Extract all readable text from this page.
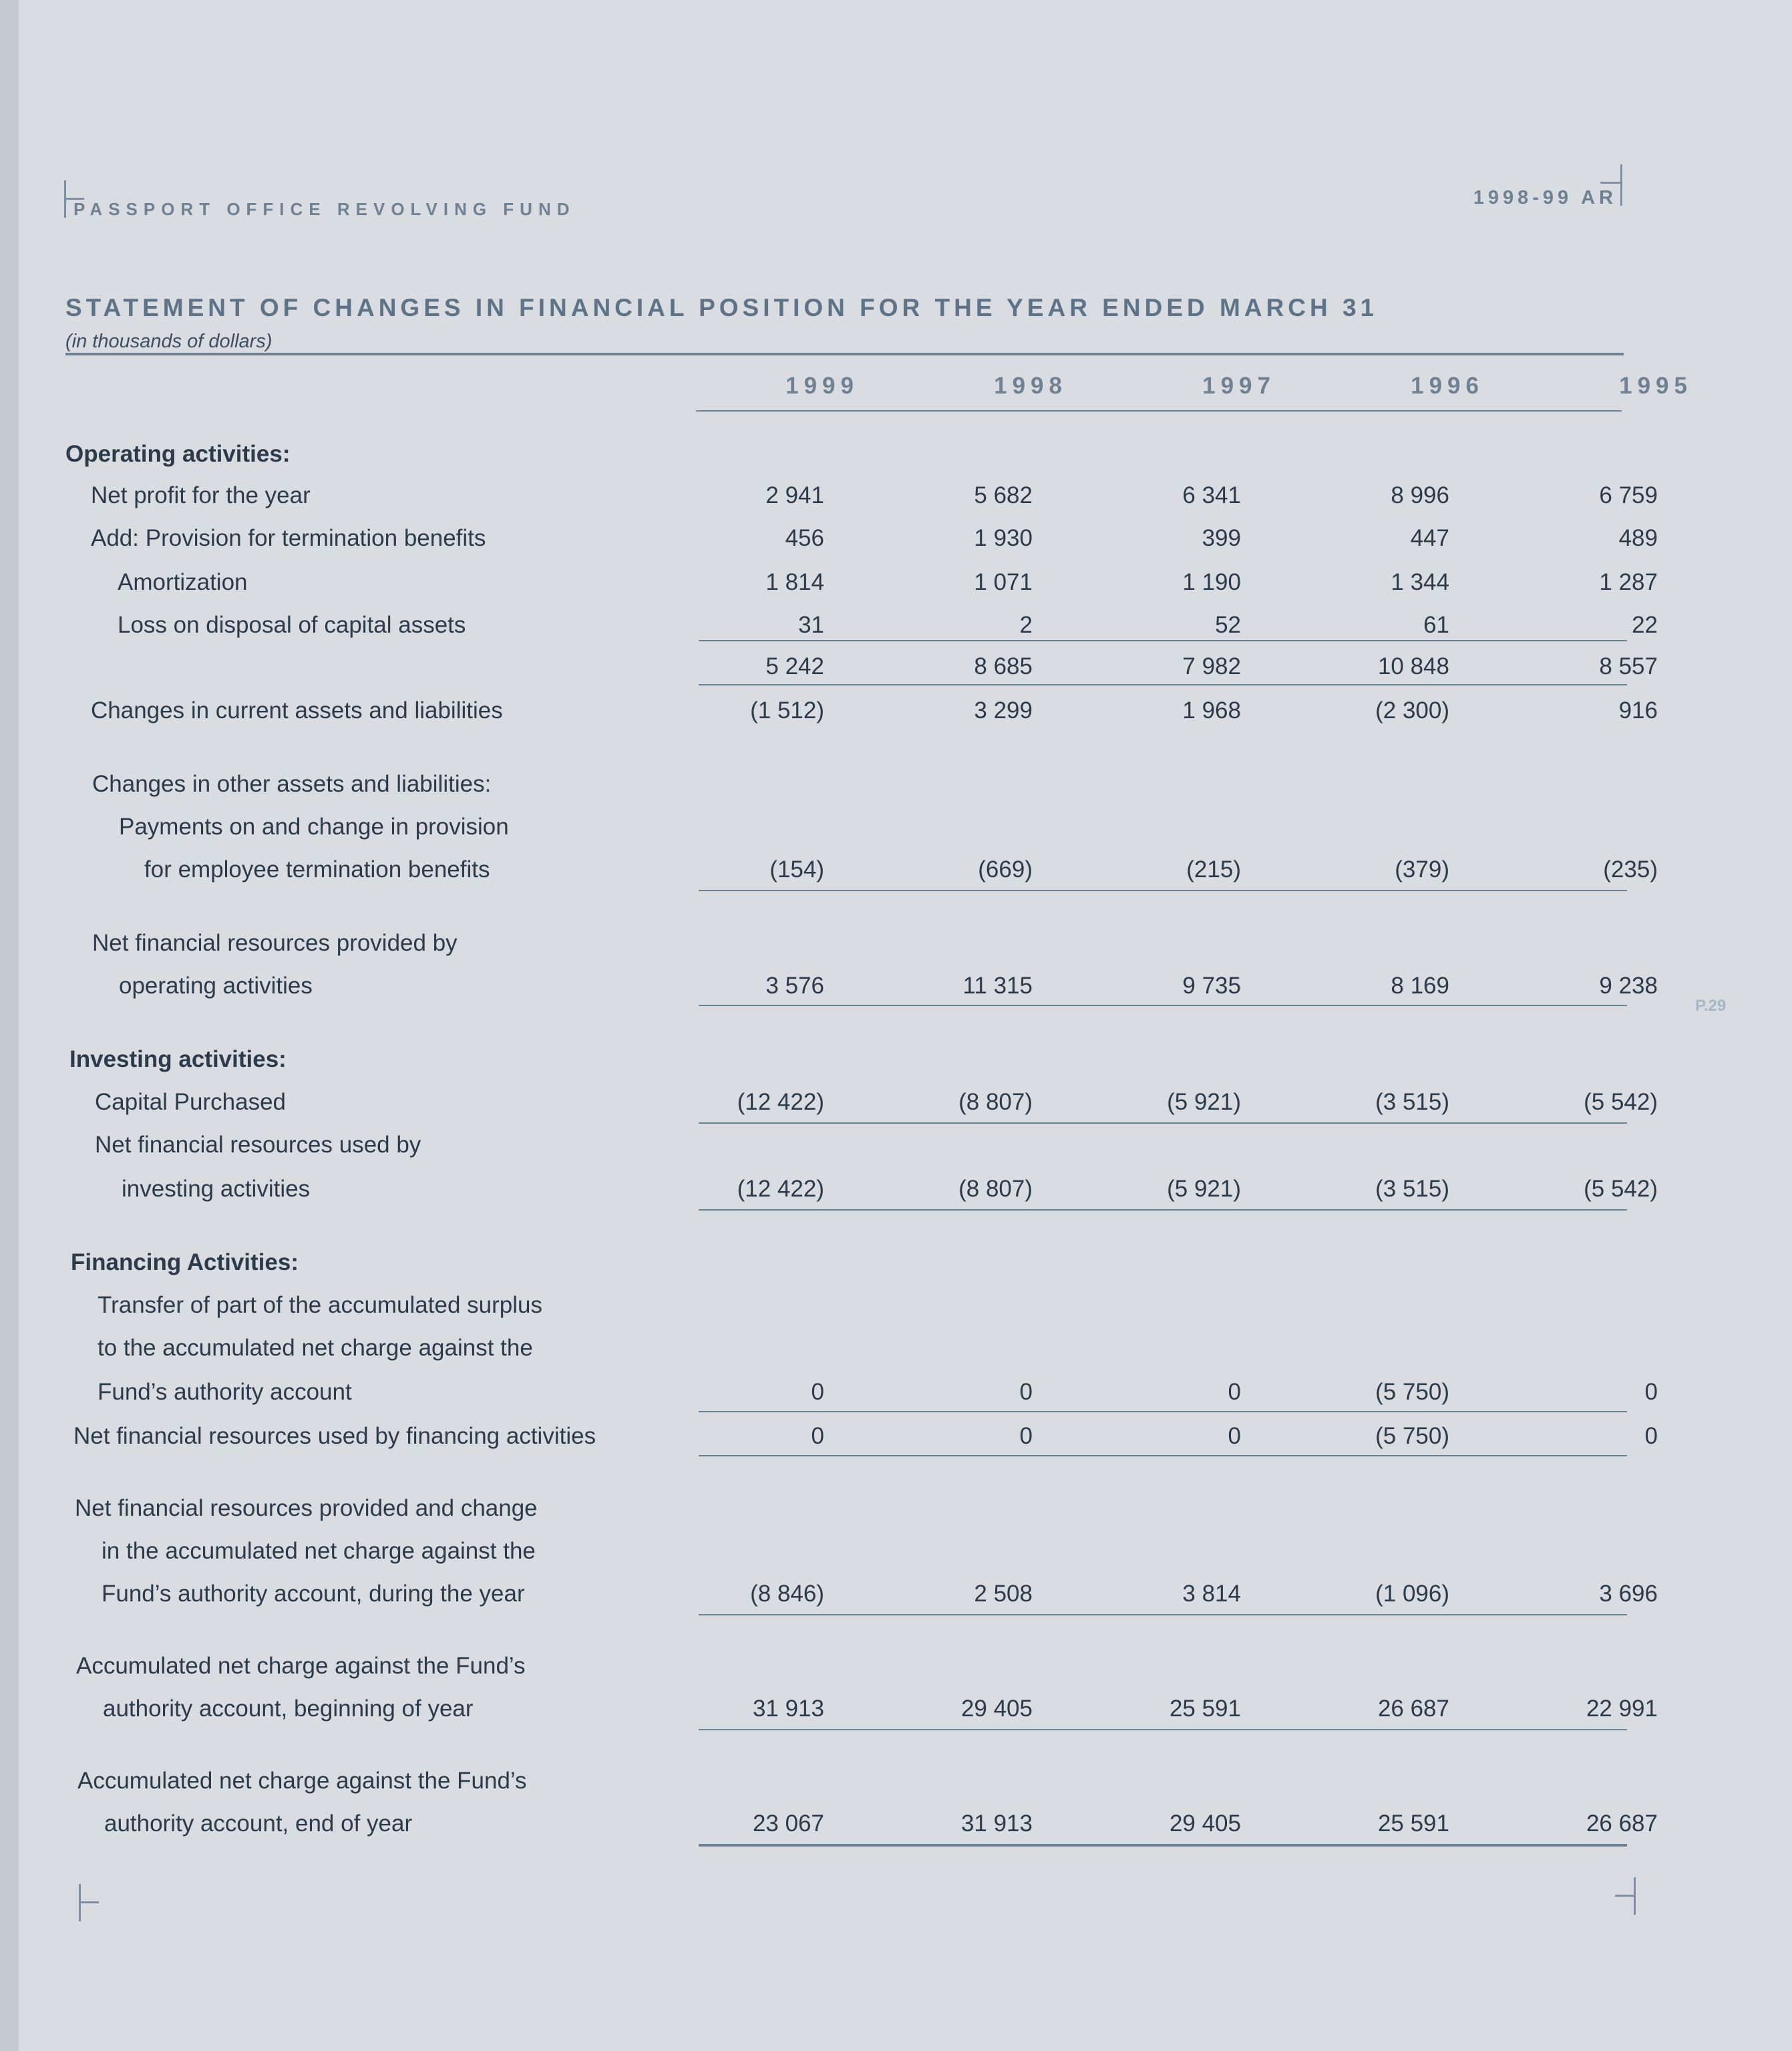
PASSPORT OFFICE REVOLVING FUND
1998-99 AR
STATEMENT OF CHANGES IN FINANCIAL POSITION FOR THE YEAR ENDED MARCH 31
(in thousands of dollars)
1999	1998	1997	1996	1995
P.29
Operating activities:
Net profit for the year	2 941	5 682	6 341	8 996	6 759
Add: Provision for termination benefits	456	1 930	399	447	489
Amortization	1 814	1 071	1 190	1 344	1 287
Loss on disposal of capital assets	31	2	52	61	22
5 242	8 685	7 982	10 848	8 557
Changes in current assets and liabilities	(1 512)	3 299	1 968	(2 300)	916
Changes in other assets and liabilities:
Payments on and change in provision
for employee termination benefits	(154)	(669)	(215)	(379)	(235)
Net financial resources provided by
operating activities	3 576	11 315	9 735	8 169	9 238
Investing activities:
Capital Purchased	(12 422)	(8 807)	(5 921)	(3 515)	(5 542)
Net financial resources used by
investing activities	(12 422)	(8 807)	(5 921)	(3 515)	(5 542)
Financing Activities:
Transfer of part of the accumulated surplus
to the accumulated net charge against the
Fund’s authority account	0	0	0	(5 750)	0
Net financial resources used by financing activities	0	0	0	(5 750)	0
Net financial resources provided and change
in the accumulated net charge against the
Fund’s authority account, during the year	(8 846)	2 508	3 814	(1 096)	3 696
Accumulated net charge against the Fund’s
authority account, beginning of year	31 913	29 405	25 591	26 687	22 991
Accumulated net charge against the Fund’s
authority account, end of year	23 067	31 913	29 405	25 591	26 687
++++
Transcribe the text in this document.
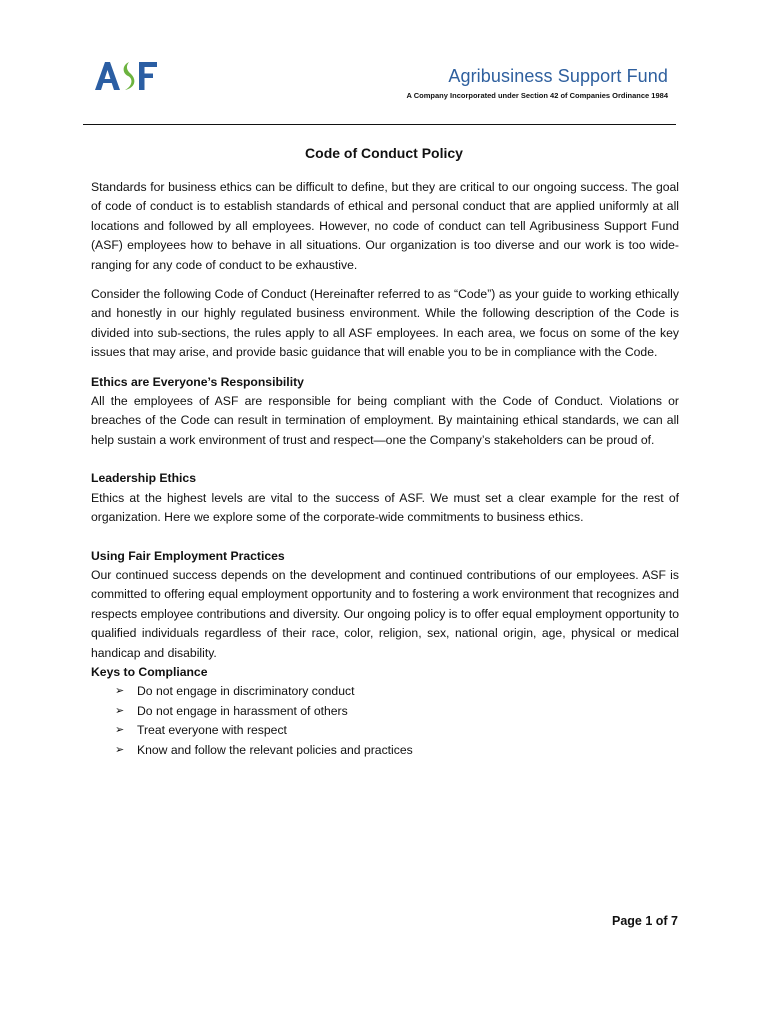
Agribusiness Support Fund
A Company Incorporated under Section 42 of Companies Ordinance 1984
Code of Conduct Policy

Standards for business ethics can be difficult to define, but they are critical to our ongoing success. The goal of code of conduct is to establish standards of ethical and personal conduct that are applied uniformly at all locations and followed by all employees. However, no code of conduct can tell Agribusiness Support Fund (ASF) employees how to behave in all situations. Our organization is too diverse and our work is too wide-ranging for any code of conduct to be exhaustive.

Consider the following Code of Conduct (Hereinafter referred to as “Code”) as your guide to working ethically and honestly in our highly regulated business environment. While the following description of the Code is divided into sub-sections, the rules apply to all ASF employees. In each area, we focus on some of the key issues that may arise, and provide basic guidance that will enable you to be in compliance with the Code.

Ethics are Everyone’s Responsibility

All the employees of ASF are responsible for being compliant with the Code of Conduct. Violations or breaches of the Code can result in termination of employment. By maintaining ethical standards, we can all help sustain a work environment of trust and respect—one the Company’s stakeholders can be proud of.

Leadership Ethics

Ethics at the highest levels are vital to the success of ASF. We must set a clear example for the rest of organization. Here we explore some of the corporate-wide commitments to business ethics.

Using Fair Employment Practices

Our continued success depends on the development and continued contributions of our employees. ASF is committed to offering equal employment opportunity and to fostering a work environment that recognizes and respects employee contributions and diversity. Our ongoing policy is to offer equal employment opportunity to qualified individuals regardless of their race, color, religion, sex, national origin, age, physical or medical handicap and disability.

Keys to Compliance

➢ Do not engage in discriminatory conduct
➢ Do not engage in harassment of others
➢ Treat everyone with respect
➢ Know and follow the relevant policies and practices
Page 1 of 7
++++
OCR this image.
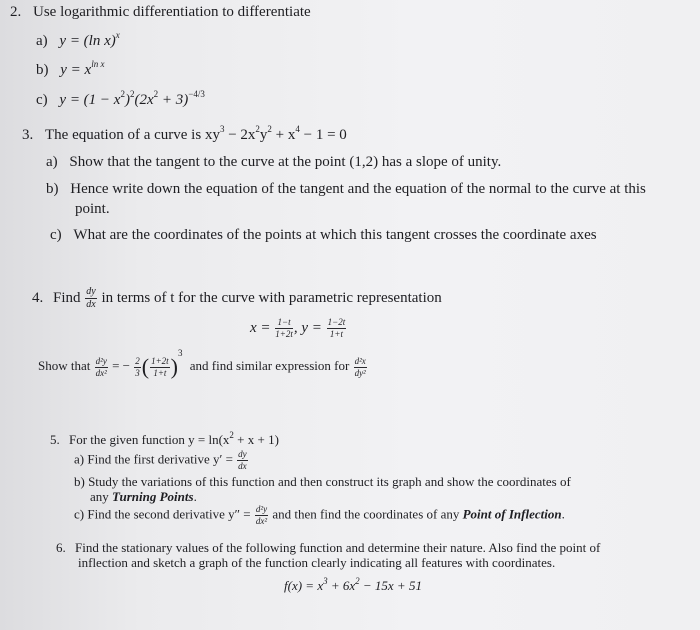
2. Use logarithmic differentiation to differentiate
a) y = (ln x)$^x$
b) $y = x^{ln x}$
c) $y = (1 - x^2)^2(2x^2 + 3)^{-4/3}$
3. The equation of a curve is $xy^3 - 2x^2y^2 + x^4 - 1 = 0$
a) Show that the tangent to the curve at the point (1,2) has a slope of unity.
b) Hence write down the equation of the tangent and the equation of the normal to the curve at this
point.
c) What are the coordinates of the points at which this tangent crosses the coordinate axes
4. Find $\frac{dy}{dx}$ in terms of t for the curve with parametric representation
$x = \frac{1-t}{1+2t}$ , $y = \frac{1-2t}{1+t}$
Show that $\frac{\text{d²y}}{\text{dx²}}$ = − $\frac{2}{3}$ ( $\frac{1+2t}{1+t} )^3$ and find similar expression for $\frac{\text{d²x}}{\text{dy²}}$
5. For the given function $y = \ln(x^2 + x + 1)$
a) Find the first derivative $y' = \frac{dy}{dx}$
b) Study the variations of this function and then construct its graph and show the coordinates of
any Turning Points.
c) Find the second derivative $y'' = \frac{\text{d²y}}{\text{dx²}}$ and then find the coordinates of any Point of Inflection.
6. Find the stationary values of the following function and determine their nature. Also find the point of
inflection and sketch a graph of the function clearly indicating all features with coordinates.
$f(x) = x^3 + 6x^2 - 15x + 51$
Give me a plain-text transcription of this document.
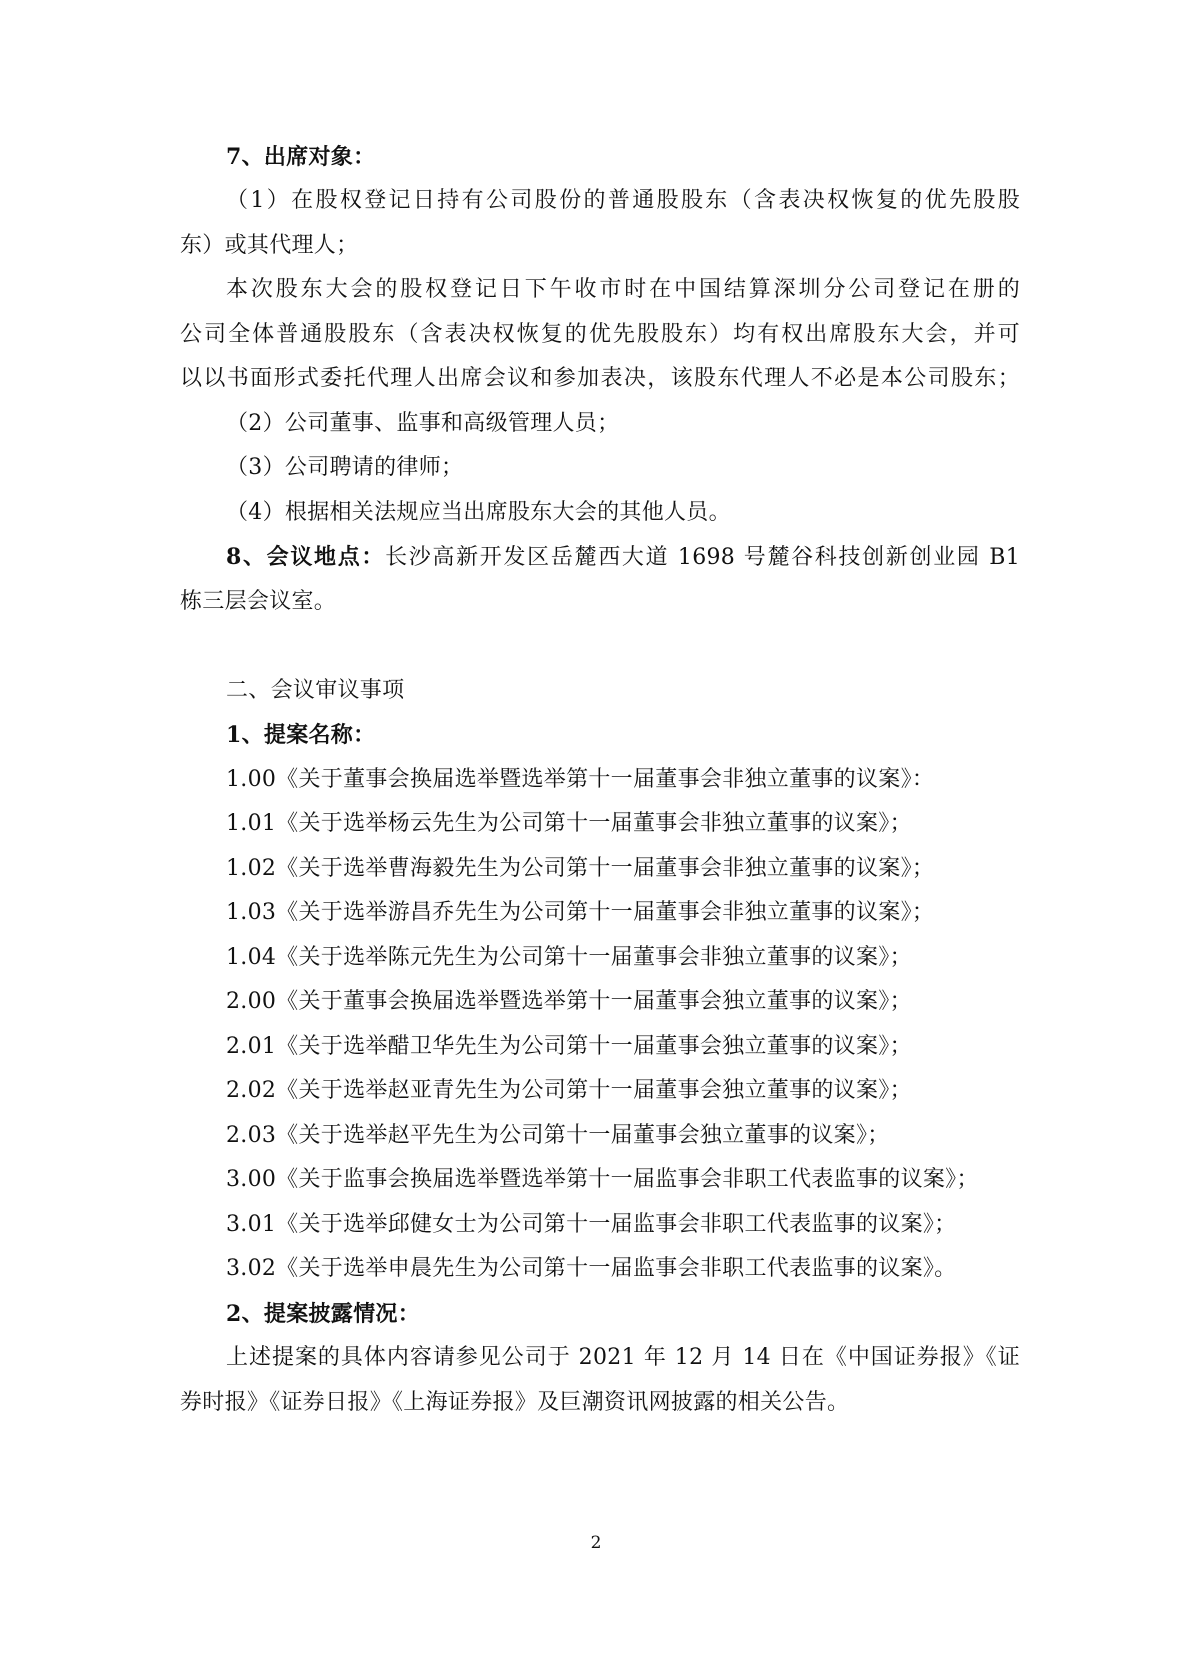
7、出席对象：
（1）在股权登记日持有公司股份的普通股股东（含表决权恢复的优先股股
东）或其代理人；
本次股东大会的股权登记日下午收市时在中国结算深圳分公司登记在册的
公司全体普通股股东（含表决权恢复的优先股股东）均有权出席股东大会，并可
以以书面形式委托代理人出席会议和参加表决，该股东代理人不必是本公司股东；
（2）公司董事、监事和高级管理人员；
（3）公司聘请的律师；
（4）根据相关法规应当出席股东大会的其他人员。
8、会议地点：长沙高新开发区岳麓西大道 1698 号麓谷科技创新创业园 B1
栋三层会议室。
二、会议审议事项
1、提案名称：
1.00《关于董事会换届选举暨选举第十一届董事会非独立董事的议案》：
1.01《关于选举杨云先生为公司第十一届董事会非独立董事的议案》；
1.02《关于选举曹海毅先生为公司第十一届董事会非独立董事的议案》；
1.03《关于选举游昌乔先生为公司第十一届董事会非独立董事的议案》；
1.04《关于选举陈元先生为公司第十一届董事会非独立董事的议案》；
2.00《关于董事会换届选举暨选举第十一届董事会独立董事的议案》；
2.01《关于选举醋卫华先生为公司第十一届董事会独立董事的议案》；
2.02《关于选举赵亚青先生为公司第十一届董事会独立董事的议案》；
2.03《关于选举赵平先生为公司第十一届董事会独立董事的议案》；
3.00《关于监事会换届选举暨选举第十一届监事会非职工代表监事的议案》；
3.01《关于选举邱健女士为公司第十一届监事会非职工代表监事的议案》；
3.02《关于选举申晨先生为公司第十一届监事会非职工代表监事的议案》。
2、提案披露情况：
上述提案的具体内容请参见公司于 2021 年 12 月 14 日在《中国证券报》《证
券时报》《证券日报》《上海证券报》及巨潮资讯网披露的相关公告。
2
++++
_CHALLENGE_: Report the number of lines that contain "curve", with no other words.

_RIGHT ANSWER_: 4